Given request: Go through the entries below, tally each line with the string "一年级起点", and give the final number by itself.
## Begin
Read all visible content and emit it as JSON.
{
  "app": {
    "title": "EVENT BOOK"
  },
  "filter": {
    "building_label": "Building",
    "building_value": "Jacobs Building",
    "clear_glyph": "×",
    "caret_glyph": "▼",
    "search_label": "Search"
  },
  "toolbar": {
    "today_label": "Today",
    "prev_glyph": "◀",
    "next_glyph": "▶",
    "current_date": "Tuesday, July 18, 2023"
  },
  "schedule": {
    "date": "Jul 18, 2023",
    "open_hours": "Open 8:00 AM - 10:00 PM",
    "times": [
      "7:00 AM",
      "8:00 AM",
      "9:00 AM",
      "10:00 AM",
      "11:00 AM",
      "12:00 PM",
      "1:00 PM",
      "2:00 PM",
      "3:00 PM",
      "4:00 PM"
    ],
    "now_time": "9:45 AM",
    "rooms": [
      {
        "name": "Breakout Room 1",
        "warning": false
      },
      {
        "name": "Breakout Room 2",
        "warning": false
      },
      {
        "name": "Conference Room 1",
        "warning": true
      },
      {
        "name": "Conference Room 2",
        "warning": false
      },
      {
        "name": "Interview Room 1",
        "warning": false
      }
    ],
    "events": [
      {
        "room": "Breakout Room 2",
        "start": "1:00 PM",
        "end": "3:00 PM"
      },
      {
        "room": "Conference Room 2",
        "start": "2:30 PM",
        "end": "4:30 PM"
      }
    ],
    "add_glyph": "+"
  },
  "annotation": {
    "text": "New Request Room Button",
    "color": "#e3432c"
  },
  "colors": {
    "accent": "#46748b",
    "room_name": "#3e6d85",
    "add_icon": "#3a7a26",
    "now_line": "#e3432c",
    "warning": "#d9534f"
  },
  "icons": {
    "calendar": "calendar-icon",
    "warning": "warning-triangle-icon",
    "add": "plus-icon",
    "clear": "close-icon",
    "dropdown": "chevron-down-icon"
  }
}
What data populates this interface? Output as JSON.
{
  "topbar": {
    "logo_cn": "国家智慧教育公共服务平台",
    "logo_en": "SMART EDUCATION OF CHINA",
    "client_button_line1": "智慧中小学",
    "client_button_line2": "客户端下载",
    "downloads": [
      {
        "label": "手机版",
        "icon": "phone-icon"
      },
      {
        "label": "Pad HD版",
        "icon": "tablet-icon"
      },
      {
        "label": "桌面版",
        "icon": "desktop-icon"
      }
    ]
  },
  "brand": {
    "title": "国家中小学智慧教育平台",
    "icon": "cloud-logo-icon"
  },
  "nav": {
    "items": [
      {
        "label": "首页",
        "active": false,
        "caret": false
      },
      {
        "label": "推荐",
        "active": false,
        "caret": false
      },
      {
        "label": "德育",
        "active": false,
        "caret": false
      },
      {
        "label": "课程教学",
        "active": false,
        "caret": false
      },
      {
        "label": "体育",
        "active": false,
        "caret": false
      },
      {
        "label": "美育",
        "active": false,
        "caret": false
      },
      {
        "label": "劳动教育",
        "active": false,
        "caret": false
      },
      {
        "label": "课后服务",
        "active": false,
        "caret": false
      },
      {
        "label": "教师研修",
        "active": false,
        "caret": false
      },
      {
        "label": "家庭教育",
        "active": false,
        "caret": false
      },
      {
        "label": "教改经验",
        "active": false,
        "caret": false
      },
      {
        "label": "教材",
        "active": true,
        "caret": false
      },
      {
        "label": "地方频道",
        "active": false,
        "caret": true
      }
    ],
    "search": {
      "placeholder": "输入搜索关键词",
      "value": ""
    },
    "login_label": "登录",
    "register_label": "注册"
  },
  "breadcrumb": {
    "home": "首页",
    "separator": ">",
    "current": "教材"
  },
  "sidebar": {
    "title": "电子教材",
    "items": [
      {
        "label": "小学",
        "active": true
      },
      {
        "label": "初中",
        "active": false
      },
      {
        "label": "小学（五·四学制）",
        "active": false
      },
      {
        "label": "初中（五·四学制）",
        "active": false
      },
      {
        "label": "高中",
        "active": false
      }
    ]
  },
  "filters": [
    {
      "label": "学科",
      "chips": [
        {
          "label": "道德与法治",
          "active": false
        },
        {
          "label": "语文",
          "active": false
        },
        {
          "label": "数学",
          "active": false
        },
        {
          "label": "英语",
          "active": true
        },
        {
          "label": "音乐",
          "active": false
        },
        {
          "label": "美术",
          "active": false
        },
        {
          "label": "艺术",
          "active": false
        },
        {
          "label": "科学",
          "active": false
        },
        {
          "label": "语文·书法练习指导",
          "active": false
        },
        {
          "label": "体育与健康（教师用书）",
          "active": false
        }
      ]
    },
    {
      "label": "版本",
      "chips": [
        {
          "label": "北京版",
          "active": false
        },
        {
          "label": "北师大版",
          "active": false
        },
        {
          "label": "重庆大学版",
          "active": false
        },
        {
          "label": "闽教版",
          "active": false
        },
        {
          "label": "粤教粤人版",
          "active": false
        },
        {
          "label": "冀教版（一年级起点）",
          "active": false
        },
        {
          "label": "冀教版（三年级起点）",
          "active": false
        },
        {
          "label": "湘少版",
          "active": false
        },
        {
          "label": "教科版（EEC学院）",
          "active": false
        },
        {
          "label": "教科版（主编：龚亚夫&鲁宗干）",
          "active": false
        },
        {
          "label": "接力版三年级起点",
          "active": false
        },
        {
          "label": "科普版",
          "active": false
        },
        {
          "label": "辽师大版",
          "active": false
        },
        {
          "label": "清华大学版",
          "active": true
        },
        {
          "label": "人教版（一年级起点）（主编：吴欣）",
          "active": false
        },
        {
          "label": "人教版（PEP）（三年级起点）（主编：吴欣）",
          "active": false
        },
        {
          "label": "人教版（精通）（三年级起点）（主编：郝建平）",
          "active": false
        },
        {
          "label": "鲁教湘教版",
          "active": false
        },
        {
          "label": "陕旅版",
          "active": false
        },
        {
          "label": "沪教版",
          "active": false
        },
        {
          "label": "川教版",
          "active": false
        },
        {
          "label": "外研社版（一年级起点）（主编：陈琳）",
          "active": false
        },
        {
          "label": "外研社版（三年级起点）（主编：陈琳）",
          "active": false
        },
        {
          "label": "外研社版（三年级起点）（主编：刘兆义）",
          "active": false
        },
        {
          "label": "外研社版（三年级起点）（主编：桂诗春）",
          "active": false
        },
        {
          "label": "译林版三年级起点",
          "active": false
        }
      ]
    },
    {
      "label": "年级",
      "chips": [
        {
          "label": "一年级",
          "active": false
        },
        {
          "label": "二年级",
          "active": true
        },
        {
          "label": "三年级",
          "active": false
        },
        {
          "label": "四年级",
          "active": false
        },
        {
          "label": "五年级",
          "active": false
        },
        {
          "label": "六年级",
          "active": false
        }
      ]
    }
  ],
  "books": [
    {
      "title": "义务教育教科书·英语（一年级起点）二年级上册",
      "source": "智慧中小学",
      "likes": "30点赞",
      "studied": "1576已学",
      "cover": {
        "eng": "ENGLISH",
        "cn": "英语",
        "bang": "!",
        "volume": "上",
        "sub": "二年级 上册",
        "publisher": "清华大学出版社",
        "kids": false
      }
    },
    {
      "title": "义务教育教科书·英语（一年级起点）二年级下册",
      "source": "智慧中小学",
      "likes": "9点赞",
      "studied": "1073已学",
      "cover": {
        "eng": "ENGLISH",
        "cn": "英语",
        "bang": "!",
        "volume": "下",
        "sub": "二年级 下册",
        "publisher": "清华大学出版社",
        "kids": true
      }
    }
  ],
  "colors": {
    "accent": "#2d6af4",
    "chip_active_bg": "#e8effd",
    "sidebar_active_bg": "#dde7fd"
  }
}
## End
Solved exercise: 5